Given problem: Looking at the listing beneath, work out how many lines hold "inches" and report only that figure.

Listed entries:
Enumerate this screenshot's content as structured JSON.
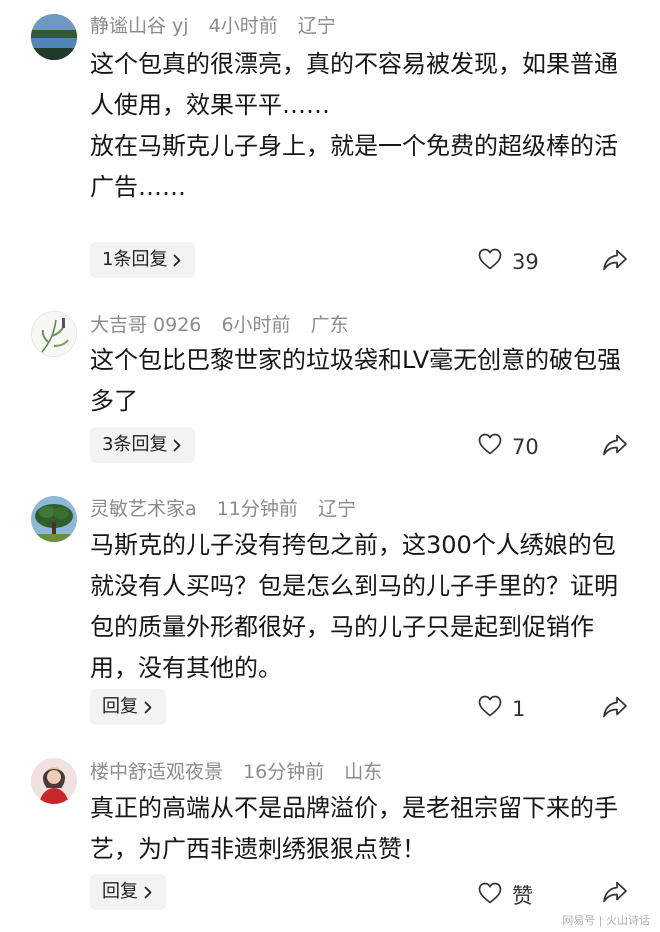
{
  "comments": [
    {
      "username": "静谧山谷 yj",
      "time": "4小时前",
      "location": "辽宁",
      "lines": [
        "这个包真的很漂亮，真的不容易被发现，如果普通人使用，效果平平……",
        "放在马斯克儿子身上，就是一个免费的超级棒的活广告……"
      ],
      "reply_label": "1条回复",
      "likes": "39"
    },
    {
      "username": "大吉哥 0926",
      "time": "6小时前",
      "location": "广东",
      "lines": [
        "这个包比巴黎世家的垃圾袋和LV毫无创意的破包强多了"
      ],
      "reply_label": "3条回复",
      "likes": "70"
    },
    {
      "username": "灵敏艺术家a",
      "time": "11分钟前",
      "location": "辽宁",
      "lines": [
        "马斯克的儿子没有挎包之前，这300个人绣娘的包就没有人买吗？包是怎么到马的儿子手里的？证明包的质量外形都很好，马的儿子只是起到促销作用，没有其他的。"
      ],
      "reply_label": "回复",
      "likes": "1"
    },
    {
      "username": "楼中舒适观夜景",
      "time": "16分钟前",
      "location": "山东",
      "lines": [
        "真正的高端从不是品牌溢价，是老祖宗留下来的手艺，为广西非遗刺绣狠狠点赞！"
      ],
      "reply_label": "回复",
      "likes": "赞"
    }
  ],
  "watermark": "网易号 | 火山诗话",
  "colors": {
    "meta_text": "#8c8c8c",
    "body_text": "#161616",
    "button_bg": "#f3f3f3"
  },
  "icons": {
    "like": "heart-outline-icon",
    "share": "share-arrow-icon",
    "reply_chevron": "chevron-right-icon"
  }
}
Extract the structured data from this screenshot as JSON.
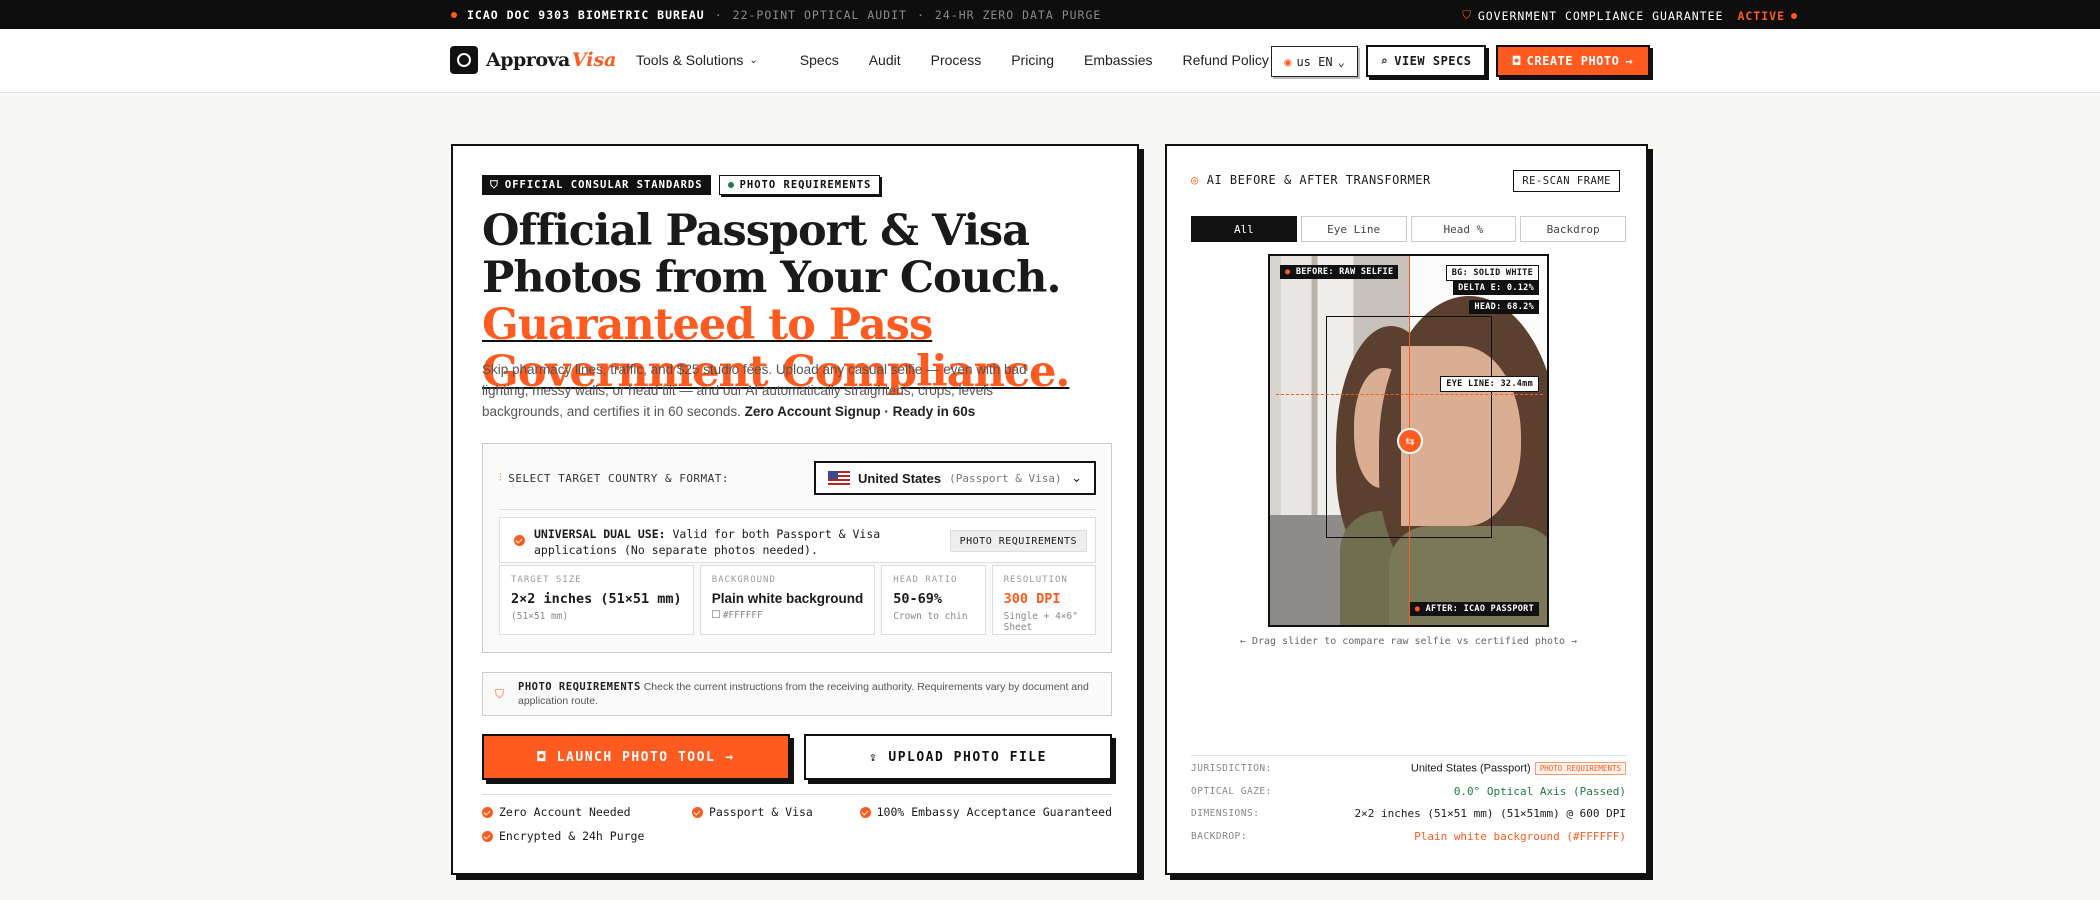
{
  "topbar": {
    "left": [
      "ICAO DOC 9303 BIOMETRIC BUREAU",
      "22-POINT OPTICAL AUDIT",
      "24-HR ZERO DATA PURGE"
    ],
    "guarantee": "GOVERNMENT COMPLIANCE GUARANTEE",
    "status": "ACTIVE"
  },
  "nav": {
    "brand": "Approva",
    "brand_accent": "Visa",
    "links": [
      "Tools & Solutions",
      "Specs",
      "Audit",
      "Process",
      "Pricing",
      "Embassies",
      "Refund Policy"
    ],
    "lang": "us EN",
    "view_specs": "VIEW SPECS",
    "create_photo": "CREATE PHOTO"
  },
  "hero": {
    "tag1": "OFFICIAL CONSULAR STANDARDS",
    "tag2": "PHOTO REQUIREMENTS",
    "title_a": "Official Passport & Visa Photos from Your Couch.",
    "title_b": "Guaranteed to Pass Government Compliance.",
    "subtitle": "Skip pharmacy lines, traffic, and $25 studio fees. Upload any casual selfie — even with bad lighting, messy walls, or head tilt — and our AI automatically straightens, crops, levels backgrounds, and certifies it in 60 seconds.",
    "subtitle_bold": "Zero Account Signup · Ready in 60s"
  },
  "selector": {
    "label": "SELECT TARGET COUNTRY & FORMAT:",
    "country": "United States",
    "format": "(Passport & Visa)",
    "dual_label": "UNIVERSAL DUAL USE:",
    "dual_text": "Valid for both Passport & Visa applications (No separate photos needed).",
    "req_button": "PHOTO REQUIREMENTS",
    "specs": [
      {
        "k": "TARGET SIZE",
        "v": "2×2 inches (51×51 mm)",
        "s": "(51×51 mm)"
      },
      {
        "k": "BACKGROUND",
        "v": "Plain white background",
        "s": "#FFFFFF"
      },
      {
        "k": "HEAD RATIO",
        "v": "50-69%",
        "s": "Crown to chin"
      },
      {
        "k": "RESOLUTION",
        "v": "300 DPI",
        "s": "Single + 4×6\" Sheet"
      }
    ]
  },
  "notice": {
    "title": "PHOTO REQUIREMENTS",
    "text": "Check the current instructions from the receiving authority. Requirements vary by document and application route."
  },
  "actions": {
    "launch": "LAUNCH PHOTO TOOL",
    "upload": "UPLOAD PHOTO FILE"
  },
  "features": [
    "Zero Account Needed",
    "Passport & Visa",
    "100% Embassy Acceptance Guaranteed",
    "Encrypted & 24h Purge"
  ],
  "transformer": {
    "title": "AI BEFORE & AFTER TRANSFORMER",
    "rescan": "RE-SCAN FRAME",
    "tabs": [
      "All",
      "Eye Line",
      "Head %",
      "Backdrop"
    ],
    "before_label": "BEFORE: RAW SELFIE",
    "after_label": "AFTER: ICAO PASSPORT",
    "bg": "BG: SOLID WHITE",
    "delta": "DELTA E: 0.12%",
    "head": "HEAD: 68.2%",
    "eye": "EYE LINE: 32.4mm",
    "hint": "← Drag slider to compare raw selfie vs certified photo →"
  },
  "meta": {
    "jurisdiction_k": "JURISDICTION:",
    "jurisdiction_v": "United States (Passport)",
    "jurisdiction_pill": "PHOTO REQUIREMENTS",
    "gaze_k": "OPTICAL GAZE:",
    "gaze_v": "0.0° Optical Axis (Passed)",
    "dim_k": "DIMENSIONS:",
    "dim_v": "2×2 inches (51×51 mm) (51×51mm) @ 600 DPI",
    "backdrop_k": "BACKDROP:",
    "backdrop_v": "Plain white background (#FFFFFF)"
  },
  "colors": {
    "accent": "#ff5a1f",
    "ink": "#111111",
    "pass": "#1f7a4a"
  }
}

Task answer: 2